### SUPPLIED TEXT:
┌────────
One of the cooling centers in Bushwick

Murphy

The Washington Irving Branch of the Brooklyn Public Library, one of the cooling centers in Bushwick.

A record-breaking temperature of 100 degrees was recorded Wednesday at LaGuardia Airport at 4:40 p.m., less than two hours after Mayor Bill de Blasio and Office of Emergency Management Commissioner John Scrivani hosted a press conference declaring a heat emergency and urging New Yorkers to restrict electricity usage. Strain on the electrical system that had already caused outages in pockets across the city, affecting as many as 3,400 New Yorkers. 

De Blasio noted that locations for cooling centers around the five boroughs—air-conditioned sites where New Yorkers can seek refuge—were listed on the city’s “Beat the Heat’ page. 

But by the time temperatures peaked at their record-high Wednesday afternoon, many of the city’s emergency cooling centers had already closed for the day, or were about to. Many of the sites, hosted in public schools, community centers, and senior centers, shut down at 3 or 5 p.m. 

Of the hundreds of dedicated cooling centers in the city, only a portion were open around 7 p.m. Wednesday, while temperatures continued to hover in the low 90s.
└────────
### MATERIAL SUPPLIED:
┌────────
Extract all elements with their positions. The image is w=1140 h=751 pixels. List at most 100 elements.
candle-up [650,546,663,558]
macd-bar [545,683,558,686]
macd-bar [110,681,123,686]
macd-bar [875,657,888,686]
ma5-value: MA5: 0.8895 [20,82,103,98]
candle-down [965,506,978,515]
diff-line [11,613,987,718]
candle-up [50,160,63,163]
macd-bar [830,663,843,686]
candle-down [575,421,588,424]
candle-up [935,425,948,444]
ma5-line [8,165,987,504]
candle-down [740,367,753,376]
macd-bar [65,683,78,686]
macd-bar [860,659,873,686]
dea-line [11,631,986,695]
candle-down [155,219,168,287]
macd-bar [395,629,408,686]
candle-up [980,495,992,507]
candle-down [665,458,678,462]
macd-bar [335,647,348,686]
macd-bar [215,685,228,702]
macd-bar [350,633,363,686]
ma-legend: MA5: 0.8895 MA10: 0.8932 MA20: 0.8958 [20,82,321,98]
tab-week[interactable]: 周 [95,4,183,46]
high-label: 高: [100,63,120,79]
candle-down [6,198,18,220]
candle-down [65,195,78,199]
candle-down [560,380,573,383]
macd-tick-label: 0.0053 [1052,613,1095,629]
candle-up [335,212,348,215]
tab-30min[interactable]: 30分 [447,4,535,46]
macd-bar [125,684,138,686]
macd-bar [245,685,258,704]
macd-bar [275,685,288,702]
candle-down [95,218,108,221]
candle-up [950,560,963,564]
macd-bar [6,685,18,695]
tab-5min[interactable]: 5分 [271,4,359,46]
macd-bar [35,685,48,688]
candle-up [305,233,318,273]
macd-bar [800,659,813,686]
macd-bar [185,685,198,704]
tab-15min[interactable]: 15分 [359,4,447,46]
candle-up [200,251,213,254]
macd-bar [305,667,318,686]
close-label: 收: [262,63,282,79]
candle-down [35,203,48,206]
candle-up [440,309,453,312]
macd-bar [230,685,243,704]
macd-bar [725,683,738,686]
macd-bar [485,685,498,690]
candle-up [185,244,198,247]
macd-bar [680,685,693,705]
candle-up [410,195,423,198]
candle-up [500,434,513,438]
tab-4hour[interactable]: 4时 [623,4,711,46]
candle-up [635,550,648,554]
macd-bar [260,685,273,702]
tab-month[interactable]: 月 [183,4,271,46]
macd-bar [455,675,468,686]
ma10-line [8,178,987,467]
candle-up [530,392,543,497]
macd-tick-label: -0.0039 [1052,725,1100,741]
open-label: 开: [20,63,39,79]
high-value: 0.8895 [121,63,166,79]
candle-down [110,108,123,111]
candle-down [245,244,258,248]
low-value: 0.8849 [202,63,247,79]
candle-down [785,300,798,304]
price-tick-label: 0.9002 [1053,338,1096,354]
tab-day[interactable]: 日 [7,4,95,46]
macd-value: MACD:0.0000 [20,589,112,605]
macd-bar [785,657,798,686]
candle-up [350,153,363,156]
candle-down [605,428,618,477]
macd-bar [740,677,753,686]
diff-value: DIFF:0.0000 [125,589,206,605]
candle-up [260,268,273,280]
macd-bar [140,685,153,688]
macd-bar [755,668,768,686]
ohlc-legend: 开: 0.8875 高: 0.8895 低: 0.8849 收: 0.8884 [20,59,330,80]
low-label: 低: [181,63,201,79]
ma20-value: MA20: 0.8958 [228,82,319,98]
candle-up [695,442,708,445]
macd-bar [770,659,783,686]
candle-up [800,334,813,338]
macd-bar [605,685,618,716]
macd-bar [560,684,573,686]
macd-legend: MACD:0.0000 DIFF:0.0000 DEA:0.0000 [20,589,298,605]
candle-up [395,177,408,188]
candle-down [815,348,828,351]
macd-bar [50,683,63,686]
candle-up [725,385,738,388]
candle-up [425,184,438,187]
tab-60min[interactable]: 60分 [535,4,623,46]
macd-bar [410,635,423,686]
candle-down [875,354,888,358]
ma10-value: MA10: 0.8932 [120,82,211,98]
└────────
### WORK ORDER 1:
In the article on New York City's cooling centers during the heat emergency, at what time on Wednesday was the record 100-degree temperature recorded at LaGuardia Airport?
### WORK ORDER 2:
Pick up the article on New York City's cooling centers during the heat emergency right after its final sentence, and extend it by a few paragraphs.

### REPLY 1:
4:40 p.m.

### REPLY 2:
“More than 20 cooling centers are open as late as 8 p.m. tonight, in line with the heat advisory issued by the National Weather Service,” a spokesperson with the Office of Emergency Management told City Limits Wednesday. “The cooling centers manage their own hours of operation and are subject to change.”

The hours of each site are listed on the city’s cooling centers website, which was made inactive by Thursday morning, by which time the intense heat had been broken by overnight rains. A capture of the cooling centers map with their hours is available on the Internet Archive.

Most sites say that “hours may be extended during a heat emergency.” But City Limits called more than 20 sites Wednesday night in Brooklyn and Queens that indicated they may have extended hours, including eight that were reserved for seniors. Only two answered the phone. Of those, one reported it was remaining open two hours later than its posted closing time of 6 p.m. The other, located in Hunts Points, one of the highest-risk areas for heat vulnerability, reported it was closing at 7 p.m., as planned. (The other Hunts Point cooling center, at a middle school, listed a closing time of 5 p.m. and did not pick up the phone when we called just before 7 p.m.)

Libraries and sites run by the Department of Youth and Community Development were open late, according to the Office of Emergency Management. Also, vaccination centers, such as the ones at Citi Field and Brooklyn Army Terminal, were open until 10 p.m.

On Tuesday, mayoral candidate and Brooklyn Borough President Eric Adams criticized the lack of cooling centers in Queens. “That’s completely unacceptable,” he wrote on Twitter, linking to a Patch article about the disparity. “We need to open more cooling centers in communities with vulnerable populations, immediately.”

De Blasio addressed this concern in the press conference saying, “We are adding centers, literally day by day.” He added that more would be open next week.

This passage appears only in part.